BEGIN Provided data
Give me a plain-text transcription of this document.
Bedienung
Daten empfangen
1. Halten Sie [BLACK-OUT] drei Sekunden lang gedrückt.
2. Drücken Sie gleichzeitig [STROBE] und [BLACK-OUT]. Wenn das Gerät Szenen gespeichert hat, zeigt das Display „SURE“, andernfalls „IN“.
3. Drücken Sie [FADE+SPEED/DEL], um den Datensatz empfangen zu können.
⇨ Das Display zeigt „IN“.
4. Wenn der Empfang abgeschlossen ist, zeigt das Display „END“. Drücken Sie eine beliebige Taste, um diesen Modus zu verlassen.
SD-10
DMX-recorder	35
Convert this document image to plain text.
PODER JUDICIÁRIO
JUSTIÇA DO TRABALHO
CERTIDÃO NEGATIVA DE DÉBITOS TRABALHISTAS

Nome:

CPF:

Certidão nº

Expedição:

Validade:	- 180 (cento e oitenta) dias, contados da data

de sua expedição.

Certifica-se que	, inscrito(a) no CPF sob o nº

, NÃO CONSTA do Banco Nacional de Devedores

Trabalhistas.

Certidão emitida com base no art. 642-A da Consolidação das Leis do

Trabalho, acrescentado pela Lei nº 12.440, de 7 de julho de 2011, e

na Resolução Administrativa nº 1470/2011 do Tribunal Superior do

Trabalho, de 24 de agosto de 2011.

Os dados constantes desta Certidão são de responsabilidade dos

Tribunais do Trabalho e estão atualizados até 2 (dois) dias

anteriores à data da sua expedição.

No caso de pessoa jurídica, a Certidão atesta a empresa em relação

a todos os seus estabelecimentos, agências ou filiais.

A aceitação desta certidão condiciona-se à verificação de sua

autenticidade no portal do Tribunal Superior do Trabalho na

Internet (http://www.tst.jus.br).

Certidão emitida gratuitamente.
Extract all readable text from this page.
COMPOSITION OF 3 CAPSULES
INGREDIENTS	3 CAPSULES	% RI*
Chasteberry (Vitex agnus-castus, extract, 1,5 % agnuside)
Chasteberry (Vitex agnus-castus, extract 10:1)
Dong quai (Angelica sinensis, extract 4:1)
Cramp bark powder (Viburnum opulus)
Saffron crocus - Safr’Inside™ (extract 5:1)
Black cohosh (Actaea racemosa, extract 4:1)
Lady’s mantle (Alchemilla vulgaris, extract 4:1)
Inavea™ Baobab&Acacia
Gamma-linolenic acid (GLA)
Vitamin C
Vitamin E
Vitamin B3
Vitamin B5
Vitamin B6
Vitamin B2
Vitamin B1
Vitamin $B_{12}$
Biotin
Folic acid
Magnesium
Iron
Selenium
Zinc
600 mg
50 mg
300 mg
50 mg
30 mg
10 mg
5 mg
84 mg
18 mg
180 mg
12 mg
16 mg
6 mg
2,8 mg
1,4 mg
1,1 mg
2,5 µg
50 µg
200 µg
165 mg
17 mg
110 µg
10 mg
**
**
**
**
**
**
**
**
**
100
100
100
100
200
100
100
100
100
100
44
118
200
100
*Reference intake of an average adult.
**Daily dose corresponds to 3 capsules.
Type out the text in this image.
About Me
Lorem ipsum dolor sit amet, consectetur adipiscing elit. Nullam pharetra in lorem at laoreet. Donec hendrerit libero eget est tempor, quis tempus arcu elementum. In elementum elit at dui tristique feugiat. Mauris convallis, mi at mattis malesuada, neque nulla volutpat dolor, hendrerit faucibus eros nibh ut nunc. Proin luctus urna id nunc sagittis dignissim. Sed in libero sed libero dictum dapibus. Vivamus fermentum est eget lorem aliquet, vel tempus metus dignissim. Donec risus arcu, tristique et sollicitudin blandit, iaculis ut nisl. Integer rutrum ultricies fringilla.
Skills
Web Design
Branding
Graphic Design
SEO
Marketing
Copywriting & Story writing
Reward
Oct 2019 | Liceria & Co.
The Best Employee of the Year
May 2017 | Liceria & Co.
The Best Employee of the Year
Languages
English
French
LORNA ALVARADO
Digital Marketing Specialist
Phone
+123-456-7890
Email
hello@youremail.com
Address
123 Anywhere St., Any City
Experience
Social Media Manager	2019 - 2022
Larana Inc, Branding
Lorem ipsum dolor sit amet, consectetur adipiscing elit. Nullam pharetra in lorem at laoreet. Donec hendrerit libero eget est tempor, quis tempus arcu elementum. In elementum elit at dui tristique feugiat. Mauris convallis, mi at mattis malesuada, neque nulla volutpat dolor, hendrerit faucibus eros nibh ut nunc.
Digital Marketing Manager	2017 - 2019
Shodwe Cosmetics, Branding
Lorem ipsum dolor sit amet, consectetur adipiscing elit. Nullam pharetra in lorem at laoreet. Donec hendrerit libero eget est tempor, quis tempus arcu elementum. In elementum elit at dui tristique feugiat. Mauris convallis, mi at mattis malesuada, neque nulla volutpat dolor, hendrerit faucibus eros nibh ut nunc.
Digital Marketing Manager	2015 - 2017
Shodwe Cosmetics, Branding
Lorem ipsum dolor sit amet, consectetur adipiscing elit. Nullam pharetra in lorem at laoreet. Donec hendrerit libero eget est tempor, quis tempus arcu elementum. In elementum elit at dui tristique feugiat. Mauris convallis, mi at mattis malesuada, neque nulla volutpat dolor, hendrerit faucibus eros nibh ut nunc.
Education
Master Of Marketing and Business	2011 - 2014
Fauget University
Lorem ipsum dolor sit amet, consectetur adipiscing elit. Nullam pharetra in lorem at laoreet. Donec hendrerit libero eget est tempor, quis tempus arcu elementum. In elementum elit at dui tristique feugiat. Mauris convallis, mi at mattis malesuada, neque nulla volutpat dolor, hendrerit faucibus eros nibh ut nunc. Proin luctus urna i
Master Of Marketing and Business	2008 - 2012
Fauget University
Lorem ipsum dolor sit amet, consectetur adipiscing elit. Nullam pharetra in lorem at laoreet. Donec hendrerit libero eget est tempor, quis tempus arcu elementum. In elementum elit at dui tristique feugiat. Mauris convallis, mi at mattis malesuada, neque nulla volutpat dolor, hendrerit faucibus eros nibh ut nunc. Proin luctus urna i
END Provided data
Please copy out each record, character for character.

• Complete answer
Give me a plain-text transcription of this document.
Bedienung
Daten empfangen
1. Halten Sie [BLACK-OUT] drei Sekunden lang gedrückt.
2. Drücken Sie gleichzeitig [STROBE] und [BLACK-OUT]. Wenn das Gerät Szenen gespeichert hat, zeigt das Display „SURE“, andernfalls „IN“.
3. Drücken Sie [FADE+SPEED/DEL], um den Datensatz empfangen zu können.
⇨ Das Display zeigt „IN“.
4. Wenn der Empfang abgeschlossen ist, zeigt das Display „END“. Drücken Sie eine beliebige Taste, um diesen Modus zu verlassen.
SD-10
DMX-recorder	35
Convert this document image to plain text.
PODER JUDICIÁRIO
JUSTIÇA DO TRABALHO
CERTIDÃO NEGATIVA DE DÉBITOS TRABALHISTAS

Nome:

CPF:

Certidão nº

Expedição:

Validade:	- 180 (cento e oitenta) dias, contados da data

de sua expedição.

Certifica-se que	, inscrito(a) no CPF sob o nº

, NÃO CONSTA do Banco Nacional de Devedores

Trabalhistas.

Certidão emitida com base no art. 642-A da Consolidação das Leis do

Trabalho, acrescentado pela Lei nº 12.440, de 7 de julho de 2011, e

na Resolução Administrativa nº 1470/2011 do Tribunal Superior do

Trabalho, de 24 de agosto de 2011.

Os dados constantes desta Certidão são de responsabilidade dos

Tribunais do Trabalho e estão atualizados até 2 (dois) dias

anteriores à data da sua expedição.

No caso de pessoa jurídica, a Certidão atesta a empresa em relação

a todos os seus estabelecimentos, agências ou filiais.

A aceitação desta certidão condiciona-se à verificação de sua

autenticidade no portal do Tribunal Superior do Trabalho na

Internet (http://www.tst.jus.br).

Certidão emitida gratuitamente.
Extract all readable text from this page.
COMPOSITION OF 3 CAPSULES
INGREDIENTS	3 CAPSULES	% RI*
Chasteberry (Vitex agnus-castus, extract, 1,5 % agnuside)
Chasteberry (Vitex agnus-castus, extract 10:1)
Dong quai (Angelica sinensis, extract 4:1)
Cramp bark powder (Viburnum opulus)
Saffron crocus - Safr’Inside™ (extract 5:1)
Black cohosh (Actaea racemosa, extract 4:1)
Lady’s mantle (Alchemilla vulgaris, extract 4:1)
Inavea™ Baobab&Acacia
Gamma-linolenic acid (GLA)
Vitamin C
Vitamin E
Vitamin B3
Vitamin B5
Vitamin B6
Vitamin B2
Vitamin B1
Vitamin $B_{12}$
Biotin
Folic acid
Magnesium
Iron
Selenium
Zinc
600 mg
50 mg
300 mg
50 mg
30 mg
10 mg
5 mg
84 mg
18 mg
180 mg
12 mg
16 mg
6 mg
2,8 mg
1,4 mg
1,1 mg
2,5 µg
50 µg
200 µg
165 mg
17 mg
110 µg
10 mg
**
**
**
**
**
**
**
**
**
100
100
100
100
200
100
100
100
100
100
44
118
200
100
*Reference intake of an average adult.
**Daily dose corresponds to 3 capsules.
Type out the text in this image.
About Me
Lorem ipsum dolor sit amet, consectetur adipiscing elit. Nullam pharetra in lorem at laoreet. Donec hendrerit libero eget est tempor, quis tempus arcu elementum. In elementum elit at dui tristique feugiat. Mauris convallis, mi at mattis malesuada, neque nulla volutpat dolor, hendrerit faucibus eros nibh ut nunc. Proin luctus urna id nunc sagittis dignissim. Sed in libero sed libero dictum dapibus. Vivamus fermentum est eget lorem aliquet, vel tempus metus dignissim. Donec risus arcu, tristique et sollicitudin blandit, iaculis ut nisl. Integer rutrum ultricies fringilla.
Skills
Web Design
Branding
Graphic Design
SEO
Marketing
Copywriting & Story writing
Reward
Oct 2019 | Liceria & Co.
The Best Employee of the Year
May 2017 | Liceria & Co.
The Best Employee of the Year
Languages
English
French
LORNA ALVARADO
Digital Marketing Specialist
Phone
+123-456-7890
Email
hello@youremail.com
Address
123 Anywhere St., Any City
Experience
Social Media Manager	2019 - 2022
Larana Inc, Branding
Lorem ipsum dolor sit amet, consectetur adipiscing elit. Nullam pharetra in lorem at laoreet. Donec hendrerit libero eget est tempor, quis tempus arcu elementum. In elementum elit at dui tristique feugiat. Mauris convallis, mi at mattis malesuada, neque nulla volutpat dolor, hendrerit faucibus eros nibh ut nunc.
Digital Marketing Manager	2017 - 2019
Shodwe Cosmetics, Branding
Lorem ipsum dolor sit amet, consectetur adipiscing elit. Nullam pharetra in lorem at laoreet. Donec hendrerit libero eget est tempor, quis tempus arcu elementum. In elementum elit at dui tristique feugiat. Mauris convallis, mi at mattis malesuada, neque nulla volutpat dolor, hendrerit faucibus eros nibh ut nunc.
Digital Marketing Manager	2015 - 2017
Shodwe Cosmetics, Branding
Lorem ipsum dolor sit amet, consectetur adipiscing elit. Nullam pharetra in lorem at laoreet. Donec hendrerit libero eget est tempor, quis tempus arcu elementum. In elementum elit at dui tristique feugiat. Mauris convallis, mi at mattis malesuada, neque nulla volutpat dolor, hendrerit faucibus eros nibh ut nunc.
Education
Master Of Marketing and Business	2011 - 2014
Fauget University
Lorem ipsum dolor sit amet, consectetur adipiscing elit. Nullam pharetra in lorem at laoreet. Donec hendrerit libero eget est tempor, quis tempus arcu elementum. In elementum elit at dui tristique feugiat. Mauris convallis, mi at mattis malesuada, neque nulla volutpat dolor, hendrerit faucibus eros nibh ut nunc. Proin luctus urna i
Master Of Marketing and Business	2008 - 2012
Fauget University
Lorem ipsum dolor sit amet, consectetur adipiscing elit. Nullam pharetra in lorem at laoreet. Donec hendrerit libero eget est tempor, quis tempus arcu elementum. In elementum elit at dui tristique feugiat. Mauris convallis, mi at mattis malesuada, neque nulla volutpat dolor, hendrerit faucibus eros nibh ut nunc. Proin luctus urna i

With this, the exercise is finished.